*Okuma Metni:*
'''

Yeri gelmişken, Ankara ve İstanbul seçimleri için yaşanan iki güzel örneği hatırlatmadan geçmek olmaz. Millet İttifakı’nın adayı Mansur Yavaş Kızılcahamam’ı ziyaret ederken evinin balkonundan kendisine seslenen 90 yaşındaki Halime Teyze’yi ziyaret etmişti malum. Kameraların kaydettiği bu ziyarette Halime Teyze, “Yavrum, senin için çok dua ettim, dualarım İnşallah kabul olur” diyordu. Riya yok, pazarlık yok, gösteriş yok, samimiyet vardı. Kabul oldu mu? Oldu! Peki, içine riya ve gösteriş kaçan Kâbe’deki dua kabul oldu mu? Olmadı!

'''

*Malzeme:*

'''

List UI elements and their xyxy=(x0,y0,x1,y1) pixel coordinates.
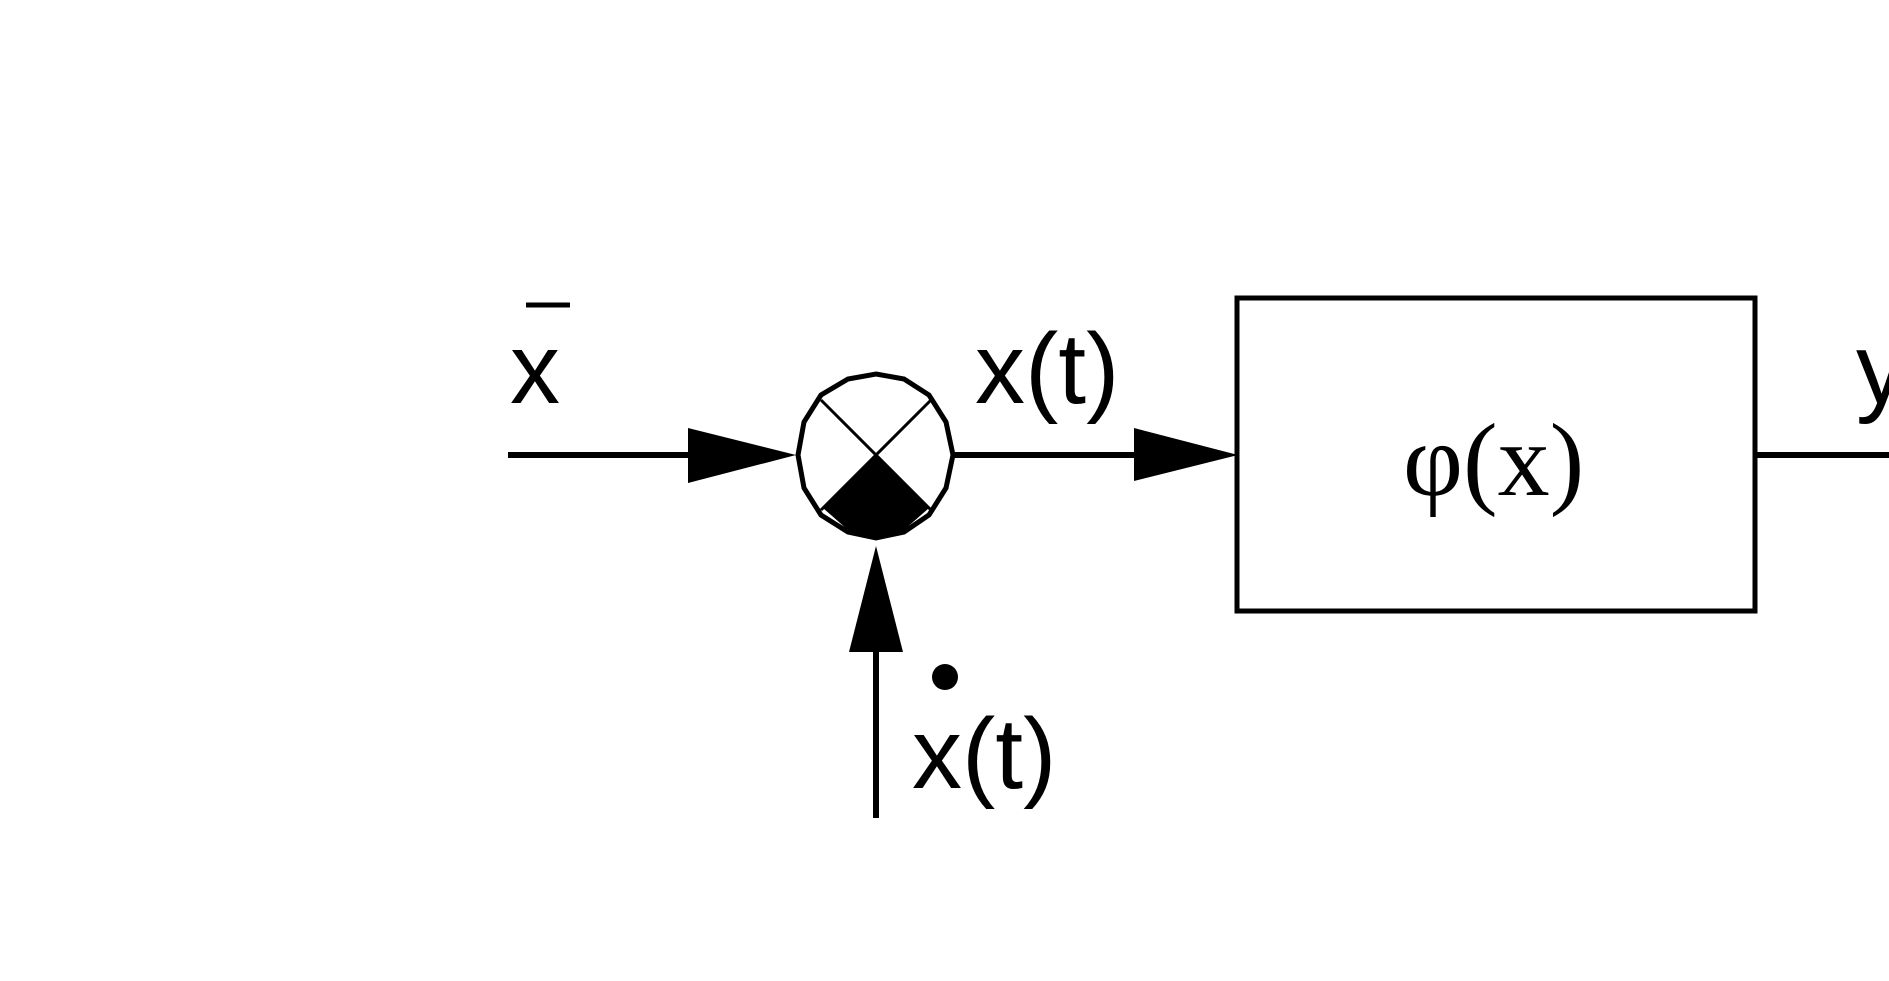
fluctuation-dot-mark xyxy=(932,664,958,690)
fluctuation-arrowhead xyxy=(849,546,903,652)
sum-output-arrowhead xyxy=(1134,428,1238,481)
summing-junction xyxy=(795,371,956,541)
nonlinear-block: φ(x) xyxy=(1234,295,1758,614)
sum-output-signal: x(t) xyxy=(953,313,1238,481)
fluctuation-signal: x(t) xyxy=(849,546,1056,818)
output-signal: y xyxy=(1755,313,1889,458)
output-label: y xyxy=(1856,313,1889,425)
nonlinear-block-label: φ(x) xyxy=(1403,403,1584,518)
input-signal: x xyxy=(508,302,796,483)
fluctuation-label: x(t) xyxy=(912,698,1056,810)
input-label: x xyxy=(510,313,560,425)
input-arrowhead xyxy=(688,428,796,483)
summing-junction-cross-b xyxy=(819,398,933,512)
sum-output-label: x(t) xyxy=(975,313,1119,425)
summing-junction-filled-sector xyxy=(823,455,929,536)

'''

*İstenenler:*
**A)** Okuma metninde "Yeri gelmişken, Ankara" ifadesinden "oldu mu? Olmadı!" ifadesine kadar olan bölümü, iki ifade de dahil olmak üzere hiç değiştirmeden yeniden yazın.
**B)** Okuma metnine göre Halime Teyze kaç yaşındadır?
**C)** Okuma metnindeki "Riya yok, pazarlık yok, gösteriş yok, samimiyet vardı." cümlesini lütfen İngilizceye çevirin.

*Alıştırma Yanıtları:*
**A)**
Yeri gelmişken, Ankara ve İstanbul seçimleri için yaşanan iki güzel örneği hatırlatmadan geçmek olmaz. Millet İttifakı’nın adayı Mansur Yavaş Kızılcahamam’ı ziyaret ederken evinin balkonundan kendisine seslenen 90 yaşındaki Halime Teyze’yi ziyaret etmişti malum. Kameraların kaydettiği bu ziyarette Halime Teyze, “Yavrum, senin için çok dua ettim, dualarım İnşallah kabul olur” diyordu. Riya yok, pazarlık yok, gösteriş yok, samimiyet vardı. Kabul oldu mu? Oldu! Peki, içine riya ve gösteriş kaçan Kâbe’deki dua kabul oldu mu? Olmadı!

**B)** Halime Teyze 90 yaşındadır.

**C)** There was no hypocrisy, no bargaining, no showing off; there was sincerity.